┌─ Given passage
Cutwater Boats has announced the introduction of its newest and largest cruiser, the Cutwater 30. The new boat makes its inaugural appearance on Jan. 25, 2013, at the Seattle International Boat Show, and its East Coast debut at the Miami International Boat Show opening Feb. 14, 2013.

Based on the Cutwater Keel Stepped hull design, this new design expands on the brand’s original concept of comfortable family cruising, efficient performance and exceptional value. With its 30’ 3” molded length and 10-foot beam, the Cutwater 30 delivers an additional measure of interior and on-deck space compared to its 26- and 28-foot predecessors, a lengthier roster of standard features, and more than a few design innovations of its own. “With the new Cutwater 30,” said Sales and Marketing Vice president Jeff Messmer, “we’re able to offer the same smooth ride and efficient performance in a roomier hull. The innovative arrangement ensures complete comfort for long-range cruising, with a number of unexpected design refinements for even greater enjoyment.”

Among the most visible of its many design advancements is the cockpit deck layout. By itself measuring some 80 square feet, its dimensions feel yet roomier thanks to port-and-starboard bench seats that hinge outboard to either side to seat four adults without encroaching on the main cockpit space. A reversible transom seat, moreover, may be adjusted to face forward or aft to serve either as additional aft-deck seating or to face the view astern, and a panel in the cabin aft bulkhead swings up to allow the aft dinette seat to be reversed as a fourth cockpit seat.
└─
┌─ Record set
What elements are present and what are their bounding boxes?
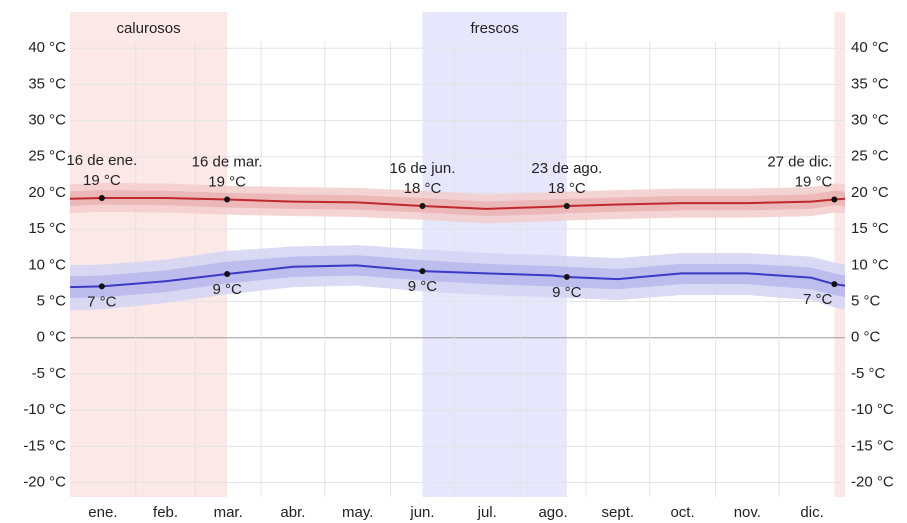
x-tick-label: jun. bbox=[409, 504, 434, 521]
y2-tick-label: 5 °C bbox=[851, 293, 881, 310]
temperature-line bbox=[69, 197, 846, 210]
x-tick-label: feb. bbox=[153, 504, 178, 521]
x-tick-label: sept. bbox=[602, 504, 635, 521]
y-tick-label: 40 °C bbox=[28, 39, 66, 56]
marker bbox=[831, 196, 838, 203]
y2-tick-label: -15 °C bbox=[851, 437, 894, 454]
annotation-label: 7 °C bbox=[87, 293, 117, 310]
y2-tick-label: 25 °C bbox=[851, 148, 889, 165]
marker bbox=[563, 273, 570, 280]
marker bbox=[98, 283, 105, 290]
y-tick-label: -15 °C bbox=[23, 437, 66, 454]
annotation-label: 23 de ago. bbox=[531, 160, 602, 177]
marker bbox=[419, 203, 426, 209]
x-tick-label: abr. bbox=[280, 504, 305, 521]
y-tick-label: -10 °C bbox=[23, 401, 66, 418]
y-tick-label: 5 °C bbox=[37, 293, 67, 310]
x-tick-label: ago. bbox=[538, 504, 567, 521]
y2-tick-label: 20 °C bbox=[851, 184, 889, 201]
y2-tick-label: -5 °C bbox=[851, 365, 886, 382]
marker bbox=[831, 281, 838, 288]
season-region bbox=[834, 12, 845, 497]
x-tick-label: mar. bbox=[214, 504, 243, 521]
annotation-label: 18 °C bbox=[548, 180, 586, 197]
x-tick-label: oct. bbox=[670, 504, 694, 521]
annotation-label: 16 de jun. bbox=[390, 160, 456, 177]
y2-tick-label: 35 °C bbox=[851, 75, 889, 92]
y-tick-label: -5 °C bbox=[32, 365, 67, 382]
y2-tick-label: -10 °C bbox=[851, 401, 894, 418]
marker bbox=[419, 268, 426, 275]
x-tick-label: ene. bbox=[88, 504, 117, 521]
temperature-line bbox=[69, 264, 846, 289]
marker bbox=[563, 203, 570, 209]
annotation-label: 19 °C bbox=[83, 172, 121, 189]
y-tick-label: 20 °C bbox=[28, 184, 66, 201]
annotation-label: 27 de dic. bbox=[767, 153, 832, 170]
x-tick-label: jul. bbox=[477, 504, 497, 521]
marker bbox=[224, 196, 231, 203]
band-area bbox=[70, 190, 845, 217]
y-tick-label: 25 °C bbox=[28, 148, 66, 165]
y2-tick-label: -20 °C bbox=[851, 473, 894, 490]
band-area bbox=[70, 255, 845, 298]
y-tick-label: 35 °C bbox=[28, 75, 66, 92]
y-tick-label: 10 °C bbox=[28, 256, 66, 273]
annotation-label: 9 °C bbox=[552, 284, 582, 301]
x-tick-label: nov. bbox=[734, 504, 761, 521]
annotation-label: 9 °C bbox=[212, 281, 242, 298]
y2-tick-label: 10 °C bbox=[851, 256, 889, 273]
x-tick-label: dic. bbox=[800, 504, 823, 521]
y2-tick-label: 30 °C bbox=[851, 112, 889, 129]
marker bbox=[224, 271, 231, 278]
y-tick-label: 0 °C bbox=[37, 329, 67, 346]
marker bbox=[98, 195, 105, 202]
annotation-label: 19 °C bbox=[795, 173, 833, 190]
x-tick-label: may. bbox=[342, 504, 373, 521]
annotation-label: 16 de mar. bbox=[192, 153, 263, 170]
y-tick-label: -20 °C bbox=[23, 473, 66, 490]
annotation-label: 18 °C bbox=[404, 180, 442, 197]
annotation-label: 16 de ene. bbox=[66, 152, 137, 169]
annotation-label: 7 °C bbox=[803, 291, 833, 308]
y2-tick-label: 15 °C bbox=[851, 220, 889, 237]
season-label: calurosos bbox=[116, 20, 180, 37]
y2-tick-label: 40 °C bbox=[851, 39, 889, 56]
season-region bbox=[70, 12, 228, 497]
season-label: frescos bbox=[470, 20, 518, 37]
y-tick-label: 30 °C bbox=[28, 112, 66, 129]
annotation-label: 9 °C bbox=[408, 278, 438, 295]
y2-tick-label: 0 °C bbox=[851, 329, 881, 346]
y-tick-label: 15 °C bbox=[28, 220, 66, 237]
annotation-label: 19 °C bbox=[208, 173, 246, 190]
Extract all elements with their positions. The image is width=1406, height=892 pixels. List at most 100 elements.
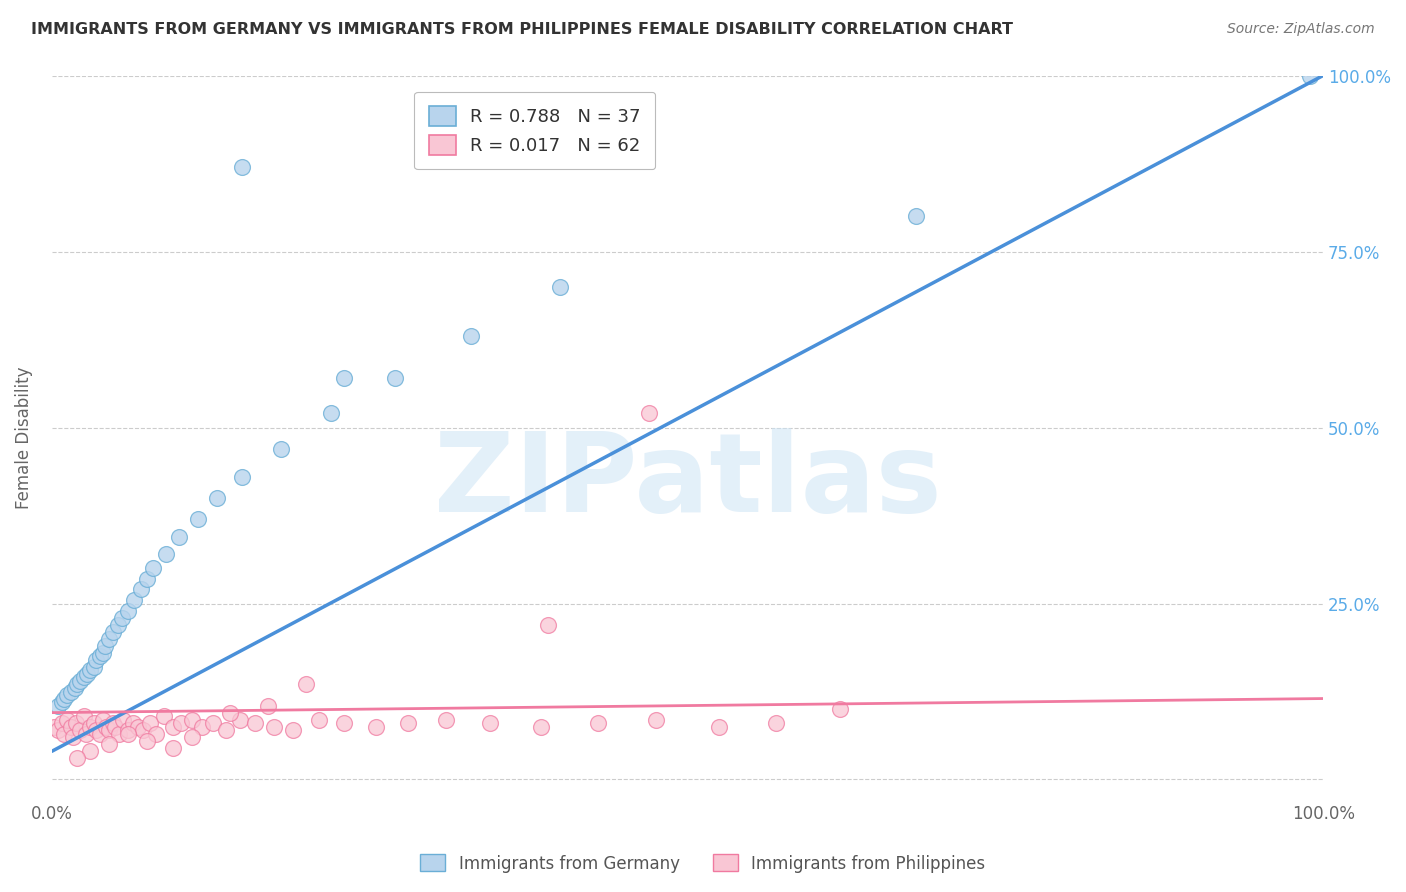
- Point: [167, 530, 190, 544]
- Point: [117, 727, 139, 741]
- Point: [180, 731, 202, 745]
- Point: [1299, 69, 1322, 83]
- Point: [136, 572, 159, 586]
- Point: [91, 713, 114, 727]
- Point: [53, 691, 76, 706]
- Legend: Immigrants from Germany, Immigrants from Philippines: Immigrants from Germany, Immigrants from…: [413, 847, 993, 880]
- Point: [129, 582, 152, 597]
- Point: [79, 664, 101, 678]
- Point: [111, 610, 134, 624]
- Point: [46, 723, 69, 738]
- Point: [59, 720, 82, 734]
- Point: [180, 713, 202, 727]
- Point: [155, 547, 177, 561]
- Point: [117, 723, 139, 738]
- Point: [231, 470, 253, 484]
- Point: [65, 716, 87, 731]
- Point: [142, 561, 165, 575]
- Y-axis label: Female Disability: Female Disability: [15, 367, 32, 509]
- Point: [231, 160, 253, 174]
- Point: [709, 720, 731, 734]
- Point: [117, 603, 139, 617]
- Point: [638, 406, 661, 420]
- Text: ZIPatlas: ZIPatlas: [433, 428, 942, 535]
- Point: [69, 673, 91, 688]
- Point: [72, 670, 94, 684]
- Point: [79, 744, 101, 758]
- Point: [152, 709, 174, 723]
- Point: [122, 716, 145, 731]
- Point: [550, 279, 572, 293]
- Point: [101, 624, 124, 639]
- Point: [53, 727, 76, 741]
- Point: [56, 713, 79, 727]
- Text: IMMIGRANTS FROM GERMANY VS IMMIGRANTS FROM PHILIPPINES FEMALE DISABILITY CORRELA: IMMIGRANTS FROM GERMANY VS IMMIGRANTS FR…: [31, 22, 1012, 37]
- Point: [111, 713, 134, 727]
- Point: [66, 677, 89, 691]
- Point: [69, 723, 91, 738]
- Point: [333, 371, 356, 385]
- Point: [162, 740, 184, 755]
- Point: [79, 720, 101, 734]
- Point: [83, 716, 105, 731]
- Point: [44, 720, 66, 734]
- Point: [145, 727, 167, 741]
- Point: [108, 727, 131, 741]
- Point: [828, 702, 851, 716]
- Point: [51, 716, 73, 731]
- Point: [83, 660, 105, 674]
- Point: [384, 371, 406, 385]
- Point: [215, 723, 238, 738]
- Point: [191, 720, 214, 734]
- Point: [434, 713, 457, 727]
- Text: Source: ZipAtlas.com: Source: ZipAtlas.com: [1227, 22, 1375, 37]
- Point: [56, 688, 79, 702]
- Point: [136, 733, 159, 747]
- Point: [132, 723, 155, 738]
- Point: [905, 210, 928, 224]
- Point: [765, 716, 787, 731]
- Point: [202, 716, 225, 731]
- Point: [530, 720, 553, 734]
- Point: [89, 649, 111, 664]
- Point: [75, 727, 97, 741]
- Point: [51, 695, 73, 709]
- Point: [644, 713, 666, 727]
- Point: [97, 723, 120, 738]
- Point: [89, 727, 111, 741]
- Point: [124, 593, 146, 607]
- Point: [59, 684, 82, 698]
- Point: [263, 720, 285, 734]
- Point: [97, 632, 120, 646]
- Point: [479, 716, 502, 731]
- Point: [46, 698, 69, 713]
- Point: [96, 720, 118, 734]
- Point: [84, 653, 107, 667]
- Point: [243, 716, 266, 731]
- Point: [94, 639, 117, 653]
- Point: [84, 723, 107, 738]
- Point: [104, 720, 127, 734]
- Point: [76, 666, 98, 681]
- Point: [72, 709, 94, 723]
- Point: [283, 723, 305, 738]
- Point: [101, 716, 124, 731]
- Point: [91, 646, 114, 660]
- Point: [396, 716, 419, 731]
- Point: [63, 681, 86, 695]
- Point: [205, 491, 228, 505]
- Point: [229, 713, 252, 727]
- Point: [107, 617, 129, 632]
- Point: [187, 512, 209, 526]
- Point: [62, 731, 84, 745]
- Point: [588, 716, 610, 731]
- Point: [321, 406, 343, 420]
- Legend: R = 0.788   N = 37, R = 0.017   N = 62: R = 0.788 N = 37, R = 0.017 N = 62: [415, 92, 655, 169]
- Point: [170, 716, 193, 731]
- Point: [97, 737, 120, 751]
- Point: [218, 706, 240, 720]
- Point: [270, 442, 292, 456]
- Point: [364, 720, 387, 734]
- Point: [257, 698, 280, 713]
- Point: [536, 617, 558, 632]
└─
_What this exercise asks_.
**1.** List the elements of the brand's original concept named in the Cutwater 30 announcement.
**2.** Reproduce the part of the Cutwater 30 announcement that opens with the words containing "Cutwater Boats has" and closes with "Feb. 14, 2013.".

_Exercise answers_.
**1.**
- Comfortable family cruising
- Efficient performance
- Exceptional value

**2.**
Cutwater Boats has announced the introduction of its newest and largest cruiser, the Cutwater 30. The new boat makes its inaugural appearance on Jan. 25, 2013, at the Seattle International Boat Show, and its East Coast debut at the Miami International Boat Show opening Feb. 14, 2013.